• [Task details]:
For each line below that includes the word "Output", make a copy.

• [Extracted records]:
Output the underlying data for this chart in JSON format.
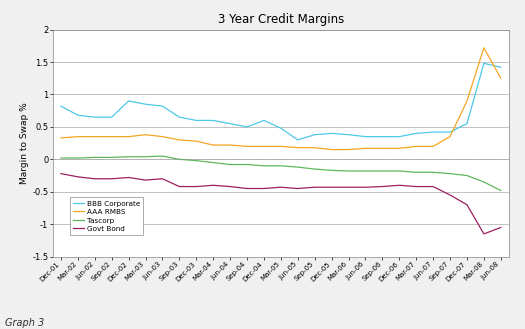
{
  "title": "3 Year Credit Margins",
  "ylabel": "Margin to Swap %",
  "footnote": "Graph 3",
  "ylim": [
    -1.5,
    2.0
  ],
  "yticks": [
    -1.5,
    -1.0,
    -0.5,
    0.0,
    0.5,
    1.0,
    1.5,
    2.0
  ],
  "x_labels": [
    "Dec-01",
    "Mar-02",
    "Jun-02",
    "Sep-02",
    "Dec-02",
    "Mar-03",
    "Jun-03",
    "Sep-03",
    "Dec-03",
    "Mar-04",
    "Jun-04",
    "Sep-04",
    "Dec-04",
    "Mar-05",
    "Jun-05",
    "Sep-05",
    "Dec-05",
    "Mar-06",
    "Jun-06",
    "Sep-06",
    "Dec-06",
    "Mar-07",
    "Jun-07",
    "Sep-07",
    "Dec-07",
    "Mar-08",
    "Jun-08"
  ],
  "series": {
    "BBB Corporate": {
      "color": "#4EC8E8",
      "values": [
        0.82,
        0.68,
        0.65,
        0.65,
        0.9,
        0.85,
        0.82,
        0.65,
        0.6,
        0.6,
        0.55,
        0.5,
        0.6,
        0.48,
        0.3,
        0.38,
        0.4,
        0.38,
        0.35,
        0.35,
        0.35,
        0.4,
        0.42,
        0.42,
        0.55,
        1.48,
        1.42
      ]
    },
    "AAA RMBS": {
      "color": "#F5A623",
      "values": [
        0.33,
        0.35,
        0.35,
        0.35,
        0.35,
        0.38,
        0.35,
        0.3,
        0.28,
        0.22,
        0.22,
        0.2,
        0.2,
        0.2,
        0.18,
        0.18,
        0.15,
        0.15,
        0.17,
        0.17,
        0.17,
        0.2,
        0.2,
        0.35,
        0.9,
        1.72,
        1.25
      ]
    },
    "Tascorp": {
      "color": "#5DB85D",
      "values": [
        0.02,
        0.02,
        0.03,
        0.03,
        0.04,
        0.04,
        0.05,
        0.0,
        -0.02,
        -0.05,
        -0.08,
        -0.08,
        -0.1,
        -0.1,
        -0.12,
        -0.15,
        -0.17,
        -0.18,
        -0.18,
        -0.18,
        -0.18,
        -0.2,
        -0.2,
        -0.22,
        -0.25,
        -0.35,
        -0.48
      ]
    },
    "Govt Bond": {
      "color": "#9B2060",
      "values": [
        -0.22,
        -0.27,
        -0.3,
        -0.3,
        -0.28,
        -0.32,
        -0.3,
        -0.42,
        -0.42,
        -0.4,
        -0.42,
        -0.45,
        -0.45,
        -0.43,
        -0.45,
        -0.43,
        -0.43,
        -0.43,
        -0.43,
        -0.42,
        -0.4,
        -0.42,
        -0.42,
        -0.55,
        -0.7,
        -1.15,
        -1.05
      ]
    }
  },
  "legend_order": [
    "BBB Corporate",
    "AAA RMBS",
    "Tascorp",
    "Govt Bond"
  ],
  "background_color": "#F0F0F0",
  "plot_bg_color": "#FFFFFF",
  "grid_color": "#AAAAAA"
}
--
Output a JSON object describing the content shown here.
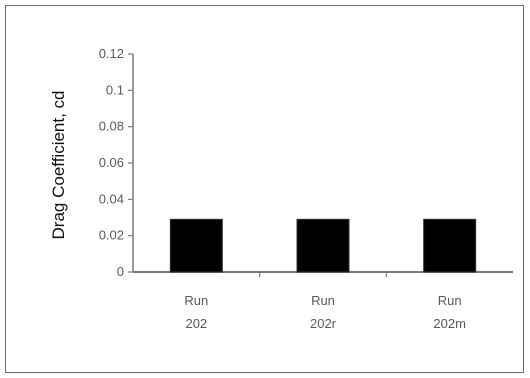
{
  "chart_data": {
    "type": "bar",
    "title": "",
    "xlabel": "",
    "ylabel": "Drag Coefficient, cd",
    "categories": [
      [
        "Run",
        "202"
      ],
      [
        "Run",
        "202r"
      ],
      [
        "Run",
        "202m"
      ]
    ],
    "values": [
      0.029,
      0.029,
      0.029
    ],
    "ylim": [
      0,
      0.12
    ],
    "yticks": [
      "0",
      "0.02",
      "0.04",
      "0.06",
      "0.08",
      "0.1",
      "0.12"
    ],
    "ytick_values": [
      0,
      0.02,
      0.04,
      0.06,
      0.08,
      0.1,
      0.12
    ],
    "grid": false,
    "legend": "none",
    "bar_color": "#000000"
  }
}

• [Answer to the exercise]:
Output the underlying data for this chart in JSON format.
Output a JSON object describing the content shown here.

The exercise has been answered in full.